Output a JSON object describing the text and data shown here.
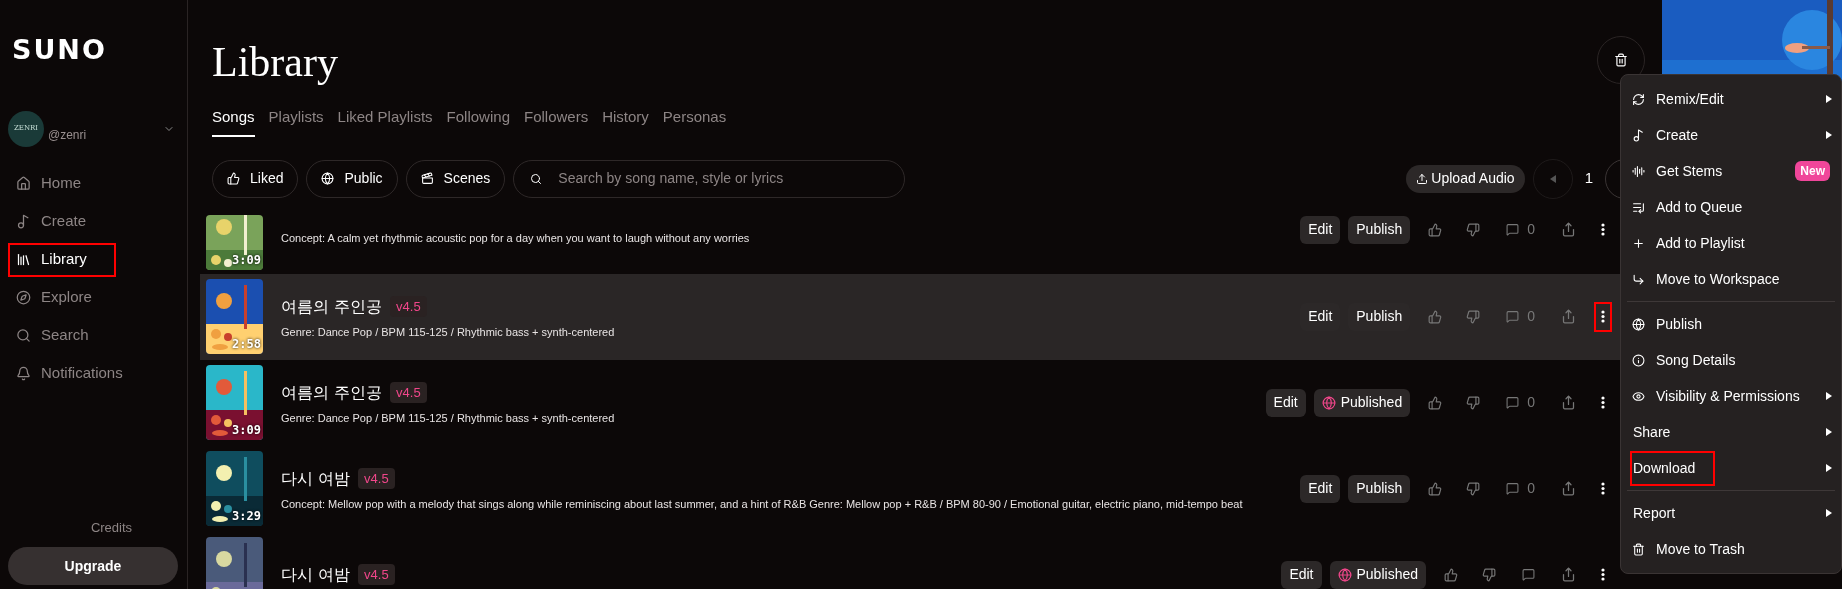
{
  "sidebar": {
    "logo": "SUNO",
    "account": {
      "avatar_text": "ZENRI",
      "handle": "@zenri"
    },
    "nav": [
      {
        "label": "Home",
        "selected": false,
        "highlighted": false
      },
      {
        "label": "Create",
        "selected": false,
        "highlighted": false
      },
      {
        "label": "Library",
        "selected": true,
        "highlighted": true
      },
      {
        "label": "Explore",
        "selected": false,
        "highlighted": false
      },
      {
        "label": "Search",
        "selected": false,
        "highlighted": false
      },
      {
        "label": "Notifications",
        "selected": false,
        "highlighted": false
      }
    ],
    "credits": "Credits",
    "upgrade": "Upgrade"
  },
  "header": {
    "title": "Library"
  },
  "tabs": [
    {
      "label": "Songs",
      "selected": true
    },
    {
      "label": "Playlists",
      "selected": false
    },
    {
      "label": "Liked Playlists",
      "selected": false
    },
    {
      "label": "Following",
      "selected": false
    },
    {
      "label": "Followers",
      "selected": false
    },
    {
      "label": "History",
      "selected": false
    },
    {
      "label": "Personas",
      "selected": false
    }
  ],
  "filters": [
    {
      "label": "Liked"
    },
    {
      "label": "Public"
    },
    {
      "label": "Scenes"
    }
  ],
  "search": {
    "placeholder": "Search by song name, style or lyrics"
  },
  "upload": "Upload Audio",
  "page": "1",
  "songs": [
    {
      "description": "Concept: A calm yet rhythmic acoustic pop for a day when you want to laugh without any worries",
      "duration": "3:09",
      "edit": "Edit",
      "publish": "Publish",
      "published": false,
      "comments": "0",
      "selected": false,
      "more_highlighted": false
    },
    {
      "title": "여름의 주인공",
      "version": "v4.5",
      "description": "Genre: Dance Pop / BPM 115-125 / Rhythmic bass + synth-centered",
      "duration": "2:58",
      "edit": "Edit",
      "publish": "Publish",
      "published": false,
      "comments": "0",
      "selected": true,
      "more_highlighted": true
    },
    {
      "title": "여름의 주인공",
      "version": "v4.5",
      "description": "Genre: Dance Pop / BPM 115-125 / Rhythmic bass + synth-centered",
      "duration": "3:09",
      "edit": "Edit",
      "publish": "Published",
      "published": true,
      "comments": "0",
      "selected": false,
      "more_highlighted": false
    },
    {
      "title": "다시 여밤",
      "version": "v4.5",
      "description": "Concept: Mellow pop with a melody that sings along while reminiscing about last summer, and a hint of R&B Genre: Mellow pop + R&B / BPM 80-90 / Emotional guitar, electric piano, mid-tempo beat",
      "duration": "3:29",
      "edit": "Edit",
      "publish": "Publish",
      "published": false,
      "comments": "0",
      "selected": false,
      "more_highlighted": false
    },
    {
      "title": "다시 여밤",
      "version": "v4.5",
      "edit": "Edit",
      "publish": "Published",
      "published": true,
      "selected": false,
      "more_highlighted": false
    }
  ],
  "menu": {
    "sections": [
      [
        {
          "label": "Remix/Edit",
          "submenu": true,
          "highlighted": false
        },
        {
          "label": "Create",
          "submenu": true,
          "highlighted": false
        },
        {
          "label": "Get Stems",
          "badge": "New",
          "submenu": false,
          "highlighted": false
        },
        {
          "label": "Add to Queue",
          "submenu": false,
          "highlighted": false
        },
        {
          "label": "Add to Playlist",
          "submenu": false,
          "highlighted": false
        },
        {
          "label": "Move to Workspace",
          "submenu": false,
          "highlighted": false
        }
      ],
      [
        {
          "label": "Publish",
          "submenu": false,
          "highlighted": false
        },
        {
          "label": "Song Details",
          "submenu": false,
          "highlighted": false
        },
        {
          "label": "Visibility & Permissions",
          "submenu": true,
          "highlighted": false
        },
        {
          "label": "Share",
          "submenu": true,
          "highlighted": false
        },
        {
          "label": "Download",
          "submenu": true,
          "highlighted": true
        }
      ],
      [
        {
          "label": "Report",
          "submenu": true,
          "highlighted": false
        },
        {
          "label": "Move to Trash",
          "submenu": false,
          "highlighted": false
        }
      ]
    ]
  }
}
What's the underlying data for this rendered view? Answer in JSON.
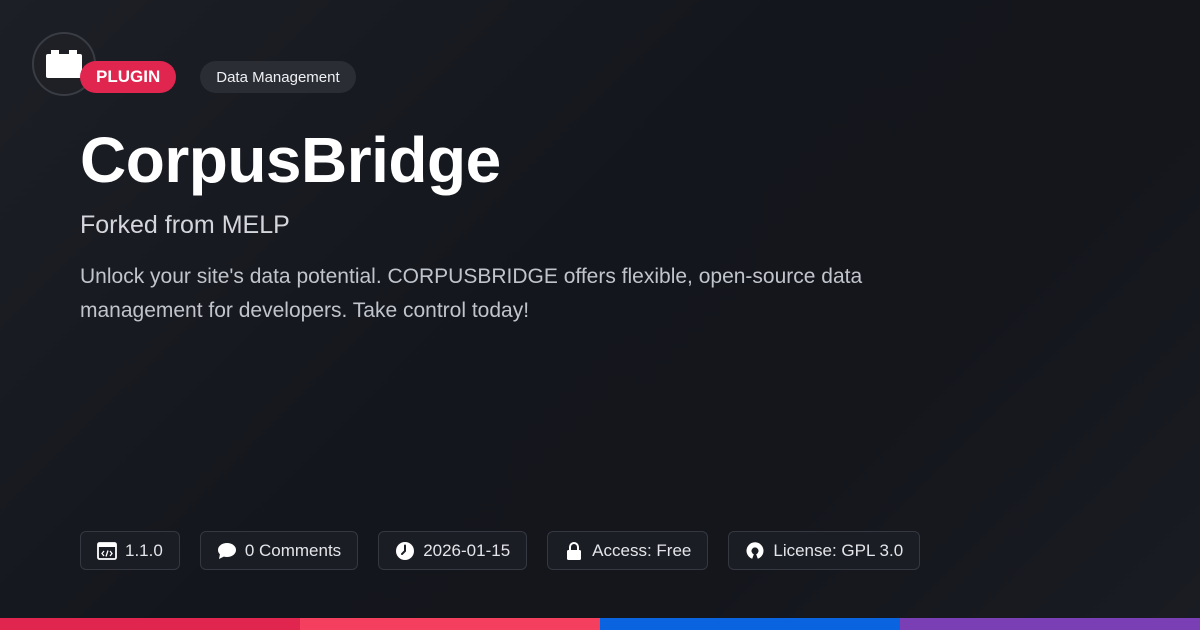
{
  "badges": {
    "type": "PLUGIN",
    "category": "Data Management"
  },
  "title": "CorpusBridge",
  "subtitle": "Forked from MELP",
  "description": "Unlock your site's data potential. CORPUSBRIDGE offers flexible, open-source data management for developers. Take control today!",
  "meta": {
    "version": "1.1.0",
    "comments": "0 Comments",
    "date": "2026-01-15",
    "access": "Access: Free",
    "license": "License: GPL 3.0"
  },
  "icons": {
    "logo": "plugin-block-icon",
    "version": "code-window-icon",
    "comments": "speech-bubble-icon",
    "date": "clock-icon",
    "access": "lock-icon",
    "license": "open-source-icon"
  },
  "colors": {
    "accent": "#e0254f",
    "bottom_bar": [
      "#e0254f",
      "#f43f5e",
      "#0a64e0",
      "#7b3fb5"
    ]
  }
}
_ _ _
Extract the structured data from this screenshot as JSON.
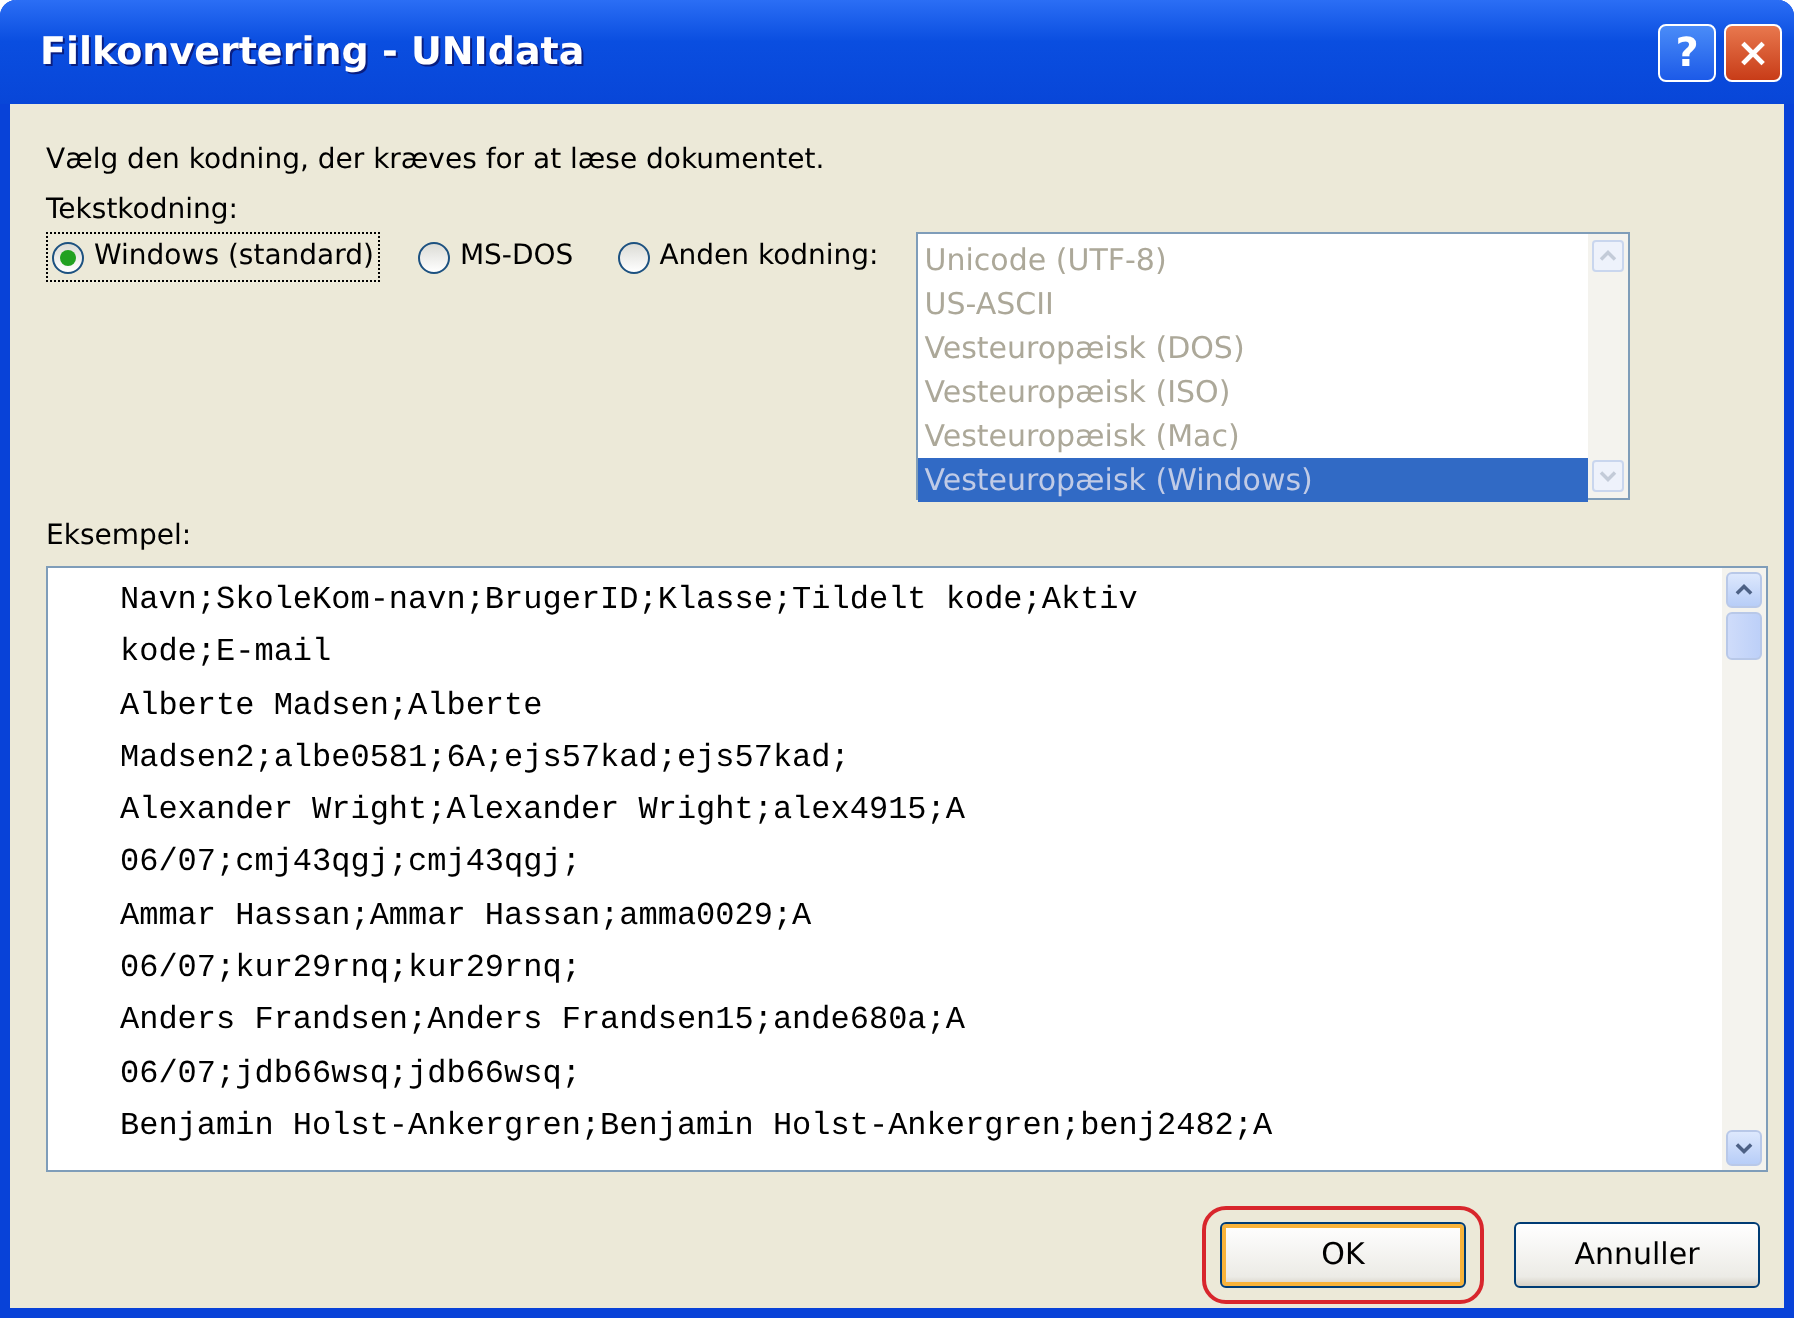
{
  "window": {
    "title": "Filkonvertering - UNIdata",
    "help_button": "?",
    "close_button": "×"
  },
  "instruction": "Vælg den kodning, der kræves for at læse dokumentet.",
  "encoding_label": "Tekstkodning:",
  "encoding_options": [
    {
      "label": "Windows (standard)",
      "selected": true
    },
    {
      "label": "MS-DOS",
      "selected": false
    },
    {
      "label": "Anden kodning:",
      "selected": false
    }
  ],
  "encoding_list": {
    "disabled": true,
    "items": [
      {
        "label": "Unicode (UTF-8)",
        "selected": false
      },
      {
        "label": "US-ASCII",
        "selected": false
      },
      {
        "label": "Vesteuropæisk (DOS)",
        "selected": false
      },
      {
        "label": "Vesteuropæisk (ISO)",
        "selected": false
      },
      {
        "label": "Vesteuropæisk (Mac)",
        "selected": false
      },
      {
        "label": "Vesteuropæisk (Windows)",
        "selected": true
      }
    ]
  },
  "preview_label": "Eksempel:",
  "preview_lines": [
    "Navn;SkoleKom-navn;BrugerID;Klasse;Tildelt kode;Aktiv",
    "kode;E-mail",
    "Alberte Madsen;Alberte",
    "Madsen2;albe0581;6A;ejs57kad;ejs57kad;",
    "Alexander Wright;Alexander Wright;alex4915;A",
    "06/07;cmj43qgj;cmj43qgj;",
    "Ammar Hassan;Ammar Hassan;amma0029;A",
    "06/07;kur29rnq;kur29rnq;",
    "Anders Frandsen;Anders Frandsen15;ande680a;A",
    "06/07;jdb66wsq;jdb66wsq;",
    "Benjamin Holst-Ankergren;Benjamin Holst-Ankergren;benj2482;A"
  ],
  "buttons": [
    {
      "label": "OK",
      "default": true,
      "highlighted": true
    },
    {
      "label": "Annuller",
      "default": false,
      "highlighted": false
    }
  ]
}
_ _ _
• _Your task_: Search the data for "from". Copy every line that has it.

• _Solved problem_:
  "subtitle": "Forked from MELP",
Extract the structured data from this screenshot as JSON.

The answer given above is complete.